▶ **Stated goal**
The material below should be written out in full and exactly; pictures stay out of the copy.

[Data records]
──────
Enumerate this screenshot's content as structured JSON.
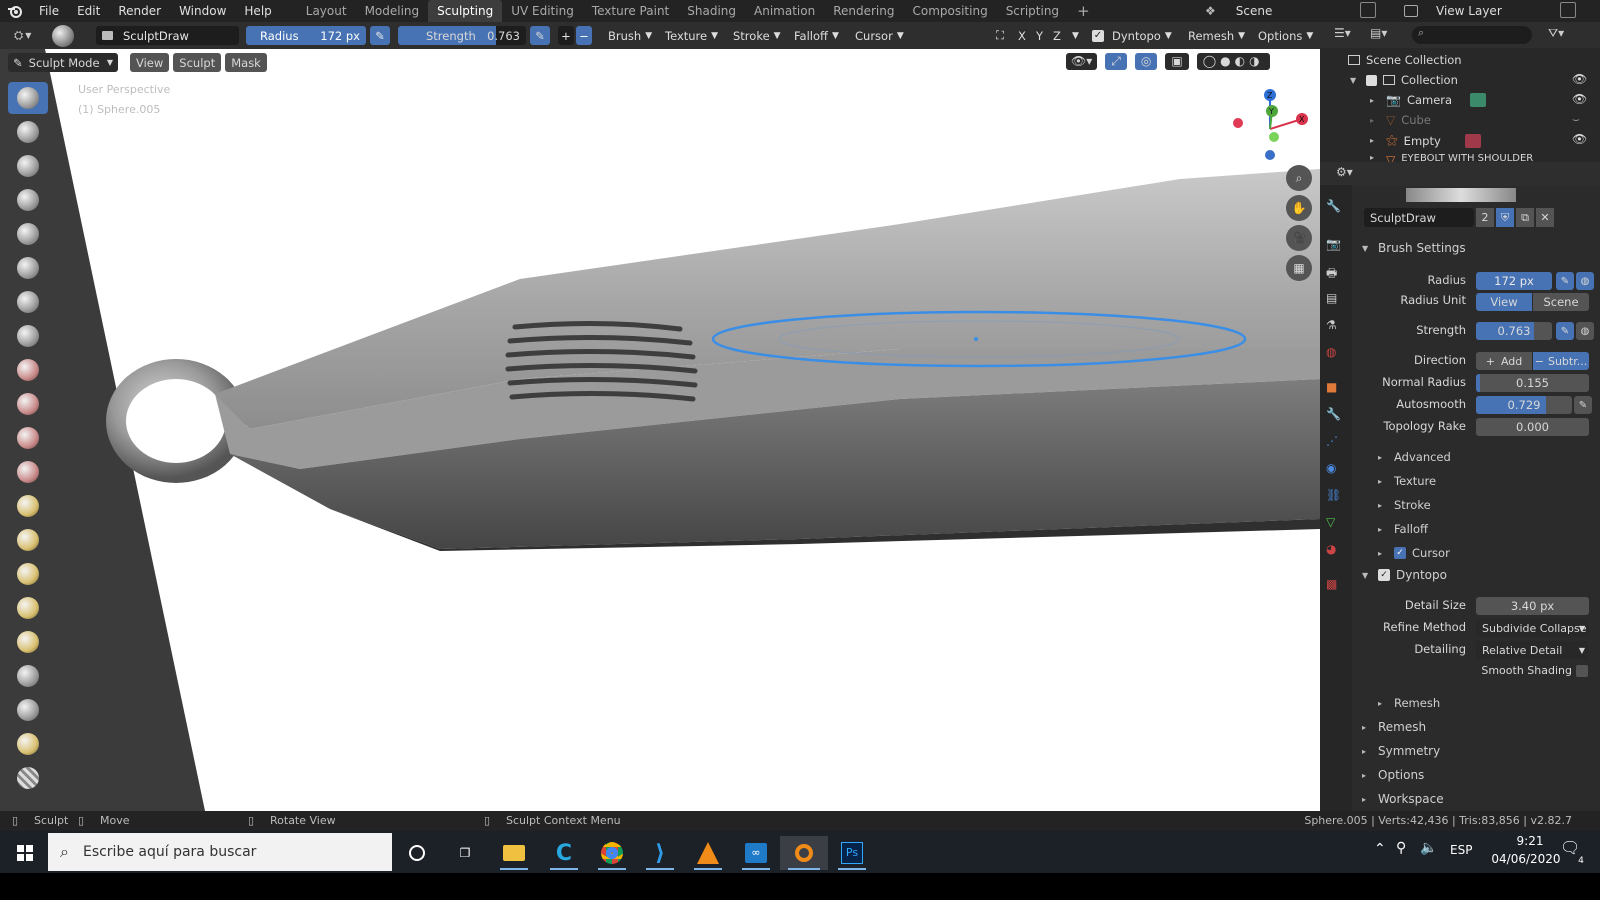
{
  "menu": [
    "File",
    "Edit",
    "Render",
    "Window",
    "Help"
  ],
  "workspaces": [
    "Layout",
    "Modeling",
    "Sculpting",
    "UV Editing",
    "Texture Paint",
    "Shading",
    "Animation",
    "Rendering",
    "Compositing",
    "Scripting"
  ],
  "active_workspace": "Sculpting",
  "scene_name": "Scene",
  "view_layer": "View Layer",
  "header": {
    "brush_name": "SculptDraw",
    "radius_label": "Radius",
    "radius_value": "172 px",
    "strength_label": "Strength",
    "strength_value": "0.763",
    "brush_menu": "Brush",
    "texture_menu": "Texture",
    "stroke_menu": "Stroke",
    "falloff_menu": "Falloff",
    "cursor_menu": "Cursor",
    "x": "X",
    "y": "Y",
    "z": "Z",
    "dyntopo": "Dyntopo",
    "remesh": "Remesh",
    "options": "Options"
  },
  "mode_bar": {
    "mode": "Sculpt Mode",
    "view": "View",
    "sculpt": "Sculpt",
    "mask": "Mask"
  },
  "viewport": {
    "perspective": "User Perspective",
    "object_info": "(1) Sphere.005"
  },
  "outliner": {
    "root": "Scene Collection",
    "collection": "Collection",
    "items": [
      "Camera",
      "Cube",
      "Empty",
      "EYEBOLT WITH SHOULDER"
    ]
  },
  "properties": {
    "brush_slot_name": "SculptDraw",
    "brush_users": "2",
    "brush_settings_title": "Brush Settings",
    "radius_label": "Radius",
    "radius_value": "172 px",
    "radius_unit_label": "Radius Unit",
    "radius_unit_view": "View",
    "radius_unit_scene": "Scene",
    "strength_label": "Strength",
    "strength_value": "0.763",
    "strength_fraction": 0.763,
    "direction_label": "Direction",
    "direction_add": "Add",
    "direction_sub": "Subtr...",
    "normal_radius_label": "Normal Radius",
    "normal_radius_value": "0.155",
    "autosmooth_label": "Autosmooth",
    "autosmooth_value": "0.729",
    "autosmooth_fraction": 0.729,
    "topology_rake_label": "Topology Rake",
    "topology_rake_value": "0.000",
    "sub_sections": [
      "Advanced",
      "Texture",
      "Stroke",
      "Falloff",
      "Cursor"
    ],
    "dyntopo_title": "Dyntopo",
    "detail_size_label": "Detail Size",
    "detail_size_value": "3.40 px",
    "refine_method_label": "Refine Method",
    "refine_method_value": "Subdivide Collapse",
    "detailing_label": "Detailing",
    "detailing_value": "Relative Detail",
    "smooth_shading_label": "Smooth Shading",
    "remesh_sub": "Remesh",
    "bottom_sections": [
      "Remesh",
      "Symmetry",
      "Options",
      "Workspace"
    ]
  },
  "statusbar": {
    "sculpt": "Sculpt",
    "move": "Move",
    "rotate": "Rotate View",
    "context": "Sculpt Context Menu",
    "stats": "Sphere.005 | Verts:42,436 | Tris:83,856 | v2.82.7"
  },
  "taskbar": {
    "search_placeholder": "Escribe aquí para buscar",
    "lang": "ESP",
    "time": "9:21",
    "date": "04/06/2020",
    "notif_count": "4"
  },
  "colors": {
    "accent": "#4772b3",
    "brush_ring": "#3a8ee6"
  }
}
──────
▶ **Worked solution**
Enumerate this screenshot's content as structured JSON.
{
  "menu": [
    "File",
    "Edit",
    "Render",
    "Window",
    "Help"
  ],
  "workspaces": [
    "Layout",
    "Modeling",
    "Sculpting",
    "UV Editing",
    "Texture Paint",
    "Shading",
    "Animation",
    "Rendering",
    "Compositing",
    "Scripting"
  ],
  "active_workspace": "Sculpting",
  "scene_name": "Scene",
  "view_layer": "View Layer",
  "header": {
    "brush_name": "SculptDraw",
    "radius_label": "Radius",
    "radius_value": "172 px",
    "strength_label": "Strength",
    "strength_value": "0.763",
    "brush_menu": "Brush",
    "texture_menu": "Texture",
    "stroke_menu": "Stroke",
    "falloff_menu": "Falloff",
    "cursor_menu": "Cursor",
    "x": "X",
    "y": "Y",
    "z": "Z",
    "dyntopo": "Dyntopo",
    "remesh": "Remesh",
    "options": "Options"
  },
  "mode_bar": {
    "mode": "Sculpt Mode",
    "view": "View",
    "sculpt": "Sculpt",
    "mask": "Mask"
  },
  "viewport": {
    "perspective": "User Perspective",
    "object_info": "(1) Sphere.005"
  },
  "outliner": {
    "root": "Scene Collection",
    "collection": "Collection",
    "items": [
      "Camera",
      "Cube",
      "Empty",
      "EYEBOLT WITH SHOULDER"
    ]
  },
  "properties": {
    "brush_slot_name": "SculptDraw",
    "brush_users": "2",
    "brush_settings_title": "Brush Settings",
    "radius_label": "Radius",
    "radius_value": "172 px",
    "radius_unit_label": "Radius Unit",
    "radius_unit_view": "View",
    "radius_unit_scene": "Scene",
    "strength_label": "Strength",
    "strength_value": "0.763",
    "strength_fraction": 0.763,
    "direction_label": "Direction",
    "direction_add": "Add",
    "direction_sub": "Subtr...",
    "normal_radius_label": "Normal Radius",
    "normal_radius_value": "0.155",
    "autosmooth_label": "Autosmooth",
    "autosmooth_value": "0.729",
    "autosmooth_fraction": 0.729,
    "topology_rake_label": "Topology Rake",
    "topology_rake_value": "0.000",
    "sub_sections": [
      "Advanced",
      "Texture",
      "Stroke",
      "Falloff",
      "Cursor"
    ],
    "dyntopo_title": "Dyntopo",
    "detail_size_label": "Detail Size",
    "detail_size_value": "3.40 px",
    "refine_method_label": "Refine Method",
    "refine_method_value": "Subdivide Collapse",
    "detailing_label": "Detailing",
    "detailing_value": "Relative Detail",
    "smooth_shading_label": "Smooth Shading",
    "remesh_sub": "Remesh",
    "bottom_sections": [
      "Remesh",
      "Symmetry",
      "Options",
      "Workspace"
    ]
  },
  "statusbar": {
    "sculpt": "Sculpt",
    "move": "Move",
    "rotate": "Rotate View",
    "context": "Sculpt Context Menu",
    "stats": "Sphere.005 | Verts:42,436 | Tris:83,856 | v2.82.7"
  },
  "taskbar": {
    "search_placeholder": "Escribe aquí para buscar",
    "lang": "ESP",
    "time": "9:21",
    "date": "04/06/2020",
    "notif_count": "4"
  },
  "colors": {
    "accent": "#4772b3",
    "brush_ring": "#3a8ee6"
  }
}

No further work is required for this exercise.